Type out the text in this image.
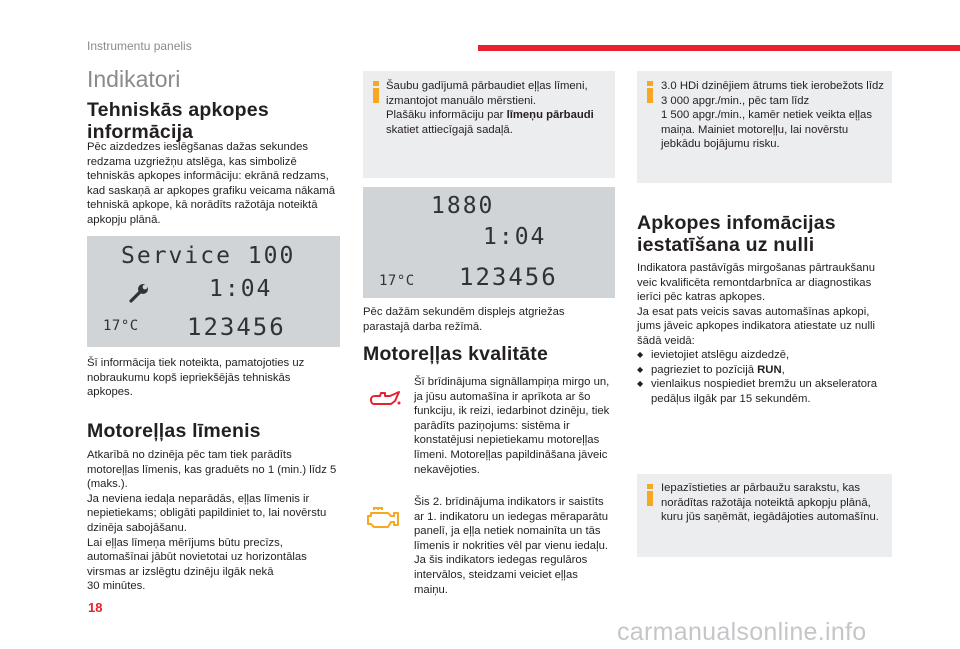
Instrumentu panelis
Indikatori
Tehniskās apkopes informācija
Pēc aizdedzes ieslēgšanas dažas sekundes redzama uzgriežņu atslēga, kas simbolizē tehniskās apkopes informāciju: ekrānā redzams, kad saskaņā ar apkopes grafiku veicama nākamā tehniskā apkope, kā norādīts ražotāja noteiktā apkopju plānā.
Service 100
1:04
17°C 123456
Šī informācija tiek noteikta, pamatojoties uz nobraukumu kopš iepriekšējās tehniskās apkopes.
Motoreļļas līmenis
Atkarībā no dzinēja pēc tam tiek parādīts motoreļļas līmenis, kas graduēts no 1 (min.) līdz 5 (maks.).
Ja neviena iedaļa neparādās, eļļas līmenis ir nepietiekams; obligāti papildiniet to, lai novērstu dzinēja sabojāšanu.
Lai eļļas līmeņa mērījums būtu precīzs, automašīnai jābūt novietotai uz horizontālas virsmas ar izslēgtu dzinēju ilgāk nekā
30 minūtes.
Šaubu gadījumā pārbaudiet eļļas līmeni, izmantojot manuālo mērstieni.
Plašāku informāciju par līmeņu pārbaudi skatiet attiecīgajā sadaļā.
1880
1:04
17°C 123456
Pēc dažām sekundēm displejs atgriežas parastajā darba režīmā.
Motoreļļas kvalitāte
Šī brīdinājuma signāllampiņa mirgo un, ja jūsu automašīna ir aprīkota ar šo funkciju, ik reizi, iedarbinot dzinēju, tiek parādīts paziņojums: sistēma ir konstatējusi nepietiekamu motoreļļas līmeni. Motoreļļas papildināšana jāveic nekavējoties.
Šis 2. brīdinājuma indikators ir saistīts ar 1. indikatoru un iedegas mēraparātu panelī, ja eļļa netiek nomainīta un tās līmenis ir nokrities vēl par vienu iedaļu. Ja šis indikators iedegas regulāros intervālos, steidzami veiciet eļļas maiņu.
3.0 HDi dzinējiem ātrums tiek ierobežots līdz 3 000 apgr./min., pēc tam līdz
1 500 apgr./min., kamēr netiek veikta eļļas maiņa. Mainiet motoreļļu, lai novērstu jebkādu bojājumu risku.
Apkopes infomācijas iestatīšana uz nulli
Indikatora pastāvīgās mirgošanas pārtraukšanu veic kvalificēta remontdarbnīca ar diagnostikas ierīci pēc katras apkopes.
Ja esat pats veicis savas automašīnas apkopi, jums jāveic apkopes indikatora atiestate uz nulli šādā veidā:
◆ ievietojiet atslēgu aizdedzē,
◆ pagrieziet to pozīcijā RUN,
◆ vienlaikus nospiediet bremžu un akseleratora pedāļus ilgāk par 15 sekundēm.
Iepazīstieties ar pārbaužu sarakstu, kas norādītas ražotāja noteiktā apkopju plānā, kuru jūs saņēmāt, iegādājoties automašīnu.
18
carmanualsonline.info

----------

◆ To do
Make a copy of each line that contains the string "informāciju".

◆ Final result
Pēc aizdedzes ieslēgšanas dažas sekundes redzama uzgriežņu atslēga, kas simbolizē tehniskās apkopes informāciju: ekrānā redzams, kad saskaņā ar apkopes grafiku veicama nākamā tehniskā apkope, kā norādīts ražotāja noteiktā apkopju plānā.
Plašāku informāciju par līmeņu pārbaudi skatiet attiecīgajā sadaļā.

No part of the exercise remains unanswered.